--- BEGIN Data lines ---
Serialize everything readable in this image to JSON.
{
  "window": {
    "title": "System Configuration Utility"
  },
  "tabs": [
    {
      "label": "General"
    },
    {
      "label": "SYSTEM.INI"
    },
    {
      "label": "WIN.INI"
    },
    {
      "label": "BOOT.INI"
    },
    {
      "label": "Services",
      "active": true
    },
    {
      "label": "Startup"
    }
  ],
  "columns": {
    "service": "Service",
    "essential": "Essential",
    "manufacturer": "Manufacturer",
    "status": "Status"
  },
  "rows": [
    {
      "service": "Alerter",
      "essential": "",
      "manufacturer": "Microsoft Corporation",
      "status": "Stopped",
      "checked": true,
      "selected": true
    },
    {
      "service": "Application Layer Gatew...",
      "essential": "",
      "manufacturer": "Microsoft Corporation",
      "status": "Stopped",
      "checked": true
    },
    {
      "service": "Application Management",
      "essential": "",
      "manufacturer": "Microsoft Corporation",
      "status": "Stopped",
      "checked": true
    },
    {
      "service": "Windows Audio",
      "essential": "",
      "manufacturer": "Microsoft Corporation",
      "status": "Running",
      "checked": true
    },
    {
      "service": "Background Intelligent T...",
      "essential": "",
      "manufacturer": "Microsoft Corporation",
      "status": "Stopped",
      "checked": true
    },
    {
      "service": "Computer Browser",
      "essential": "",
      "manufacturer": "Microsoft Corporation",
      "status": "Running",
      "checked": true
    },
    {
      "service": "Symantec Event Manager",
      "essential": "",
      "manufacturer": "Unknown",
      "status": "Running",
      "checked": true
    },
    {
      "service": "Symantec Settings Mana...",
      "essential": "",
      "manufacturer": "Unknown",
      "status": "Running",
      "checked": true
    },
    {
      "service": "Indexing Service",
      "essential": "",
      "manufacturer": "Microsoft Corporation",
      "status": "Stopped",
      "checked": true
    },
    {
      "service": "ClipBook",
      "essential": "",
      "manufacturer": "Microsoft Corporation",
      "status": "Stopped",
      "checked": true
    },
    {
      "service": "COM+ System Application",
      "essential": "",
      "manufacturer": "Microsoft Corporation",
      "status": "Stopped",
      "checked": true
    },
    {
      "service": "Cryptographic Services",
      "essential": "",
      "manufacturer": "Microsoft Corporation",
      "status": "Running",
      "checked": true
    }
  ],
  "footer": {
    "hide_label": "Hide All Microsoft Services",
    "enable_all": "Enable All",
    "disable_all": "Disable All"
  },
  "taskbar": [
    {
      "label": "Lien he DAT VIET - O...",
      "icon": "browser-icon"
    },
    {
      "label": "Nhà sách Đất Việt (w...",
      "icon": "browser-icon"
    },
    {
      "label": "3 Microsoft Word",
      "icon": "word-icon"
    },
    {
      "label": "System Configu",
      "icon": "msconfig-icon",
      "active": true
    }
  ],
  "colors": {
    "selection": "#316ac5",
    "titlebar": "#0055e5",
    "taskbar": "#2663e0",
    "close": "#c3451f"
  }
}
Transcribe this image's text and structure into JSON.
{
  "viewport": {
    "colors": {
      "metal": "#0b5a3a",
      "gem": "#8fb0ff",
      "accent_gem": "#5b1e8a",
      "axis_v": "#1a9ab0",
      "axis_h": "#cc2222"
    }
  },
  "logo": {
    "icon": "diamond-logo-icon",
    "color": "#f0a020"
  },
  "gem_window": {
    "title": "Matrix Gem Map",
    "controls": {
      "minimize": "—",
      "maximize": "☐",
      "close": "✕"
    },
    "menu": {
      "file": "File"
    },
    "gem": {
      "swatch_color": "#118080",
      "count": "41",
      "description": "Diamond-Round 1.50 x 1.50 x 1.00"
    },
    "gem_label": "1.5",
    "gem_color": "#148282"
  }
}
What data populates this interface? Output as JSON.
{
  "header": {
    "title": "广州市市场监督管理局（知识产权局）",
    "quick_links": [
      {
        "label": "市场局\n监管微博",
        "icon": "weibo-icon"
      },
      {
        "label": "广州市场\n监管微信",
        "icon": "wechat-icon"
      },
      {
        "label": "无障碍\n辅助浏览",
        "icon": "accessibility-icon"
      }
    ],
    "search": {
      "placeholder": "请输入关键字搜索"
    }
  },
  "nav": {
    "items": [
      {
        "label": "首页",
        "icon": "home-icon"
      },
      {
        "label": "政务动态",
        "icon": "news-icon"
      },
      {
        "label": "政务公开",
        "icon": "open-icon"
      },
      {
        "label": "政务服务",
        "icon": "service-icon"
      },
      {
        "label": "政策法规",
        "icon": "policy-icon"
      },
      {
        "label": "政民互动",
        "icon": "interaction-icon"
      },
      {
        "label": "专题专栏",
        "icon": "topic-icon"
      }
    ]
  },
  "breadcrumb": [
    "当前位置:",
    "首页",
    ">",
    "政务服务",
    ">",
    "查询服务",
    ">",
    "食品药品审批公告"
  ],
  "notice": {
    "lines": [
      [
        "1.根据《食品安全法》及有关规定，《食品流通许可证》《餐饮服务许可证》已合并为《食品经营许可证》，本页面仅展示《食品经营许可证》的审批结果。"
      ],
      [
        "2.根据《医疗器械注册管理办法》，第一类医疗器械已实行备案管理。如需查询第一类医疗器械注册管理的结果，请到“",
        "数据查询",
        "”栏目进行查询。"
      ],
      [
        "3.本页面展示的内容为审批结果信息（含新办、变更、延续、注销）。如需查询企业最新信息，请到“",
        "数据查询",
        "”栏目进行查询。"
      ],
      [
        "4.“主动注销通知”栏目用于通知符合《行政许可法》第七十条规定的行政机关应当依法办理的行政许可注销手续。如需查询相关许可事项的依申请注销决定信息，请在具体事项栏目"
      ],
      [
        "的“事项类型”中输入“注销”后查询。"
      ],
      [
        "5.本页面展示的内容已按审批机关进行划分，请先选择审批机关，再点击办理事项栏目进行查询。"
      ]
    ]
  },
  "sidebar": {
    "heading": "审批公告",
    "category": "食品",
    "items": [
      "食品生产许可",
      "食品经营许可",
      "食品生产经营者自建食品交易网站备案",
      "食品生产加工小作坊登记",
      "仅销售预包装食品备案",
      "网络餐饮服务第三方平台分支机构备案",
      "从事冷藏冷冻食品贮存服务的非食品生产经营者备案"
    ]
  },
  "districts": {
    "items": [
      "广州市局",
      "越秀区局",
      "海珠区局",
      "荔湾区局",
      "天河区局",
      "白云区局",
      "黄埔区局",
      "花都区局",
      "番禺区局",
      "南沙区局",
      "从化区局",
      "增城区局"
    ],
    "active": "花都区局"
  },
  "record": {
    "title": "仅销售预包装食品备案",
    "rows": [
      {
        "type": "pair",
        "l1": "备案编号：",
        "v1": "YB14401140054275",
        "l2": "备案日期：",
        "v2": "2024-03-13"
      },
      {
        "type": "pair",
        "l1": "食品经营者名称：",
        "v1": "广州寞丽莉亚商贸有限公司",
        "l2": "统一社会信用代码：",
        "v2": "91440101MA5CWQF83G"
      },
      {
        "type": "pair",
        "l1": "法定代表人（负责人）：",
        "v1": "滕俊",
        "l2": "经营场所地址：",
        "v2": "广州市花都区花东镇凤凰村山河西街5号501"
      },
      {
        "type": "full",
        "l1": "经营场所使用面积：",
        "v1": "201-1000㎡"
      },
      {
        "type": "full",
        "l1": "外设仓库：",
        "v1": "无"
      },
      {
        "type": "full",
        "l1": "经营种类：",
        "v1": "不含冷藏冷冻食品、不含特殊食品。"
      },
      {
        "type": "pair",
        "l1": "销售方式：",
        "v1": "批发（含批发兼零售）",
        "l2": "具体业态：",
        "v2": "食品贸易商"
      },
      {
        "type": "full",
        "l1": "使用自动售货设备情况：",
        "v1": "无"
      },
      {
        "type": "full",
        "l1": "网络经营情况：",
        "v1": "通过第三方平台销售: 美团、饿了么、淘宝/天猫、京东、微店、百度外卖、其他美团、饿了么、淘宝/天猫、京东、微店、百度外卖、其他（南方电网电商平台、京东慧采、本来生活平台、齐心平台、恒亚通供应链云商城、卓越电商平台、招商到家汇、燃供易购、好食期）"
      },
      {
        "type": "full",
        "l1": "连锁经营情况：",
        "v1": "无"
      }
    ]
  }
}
--- END Data lines ---
Prompt
Each line of the data that includes the word "Services" counts once; report the total and nothing more.

Written response
3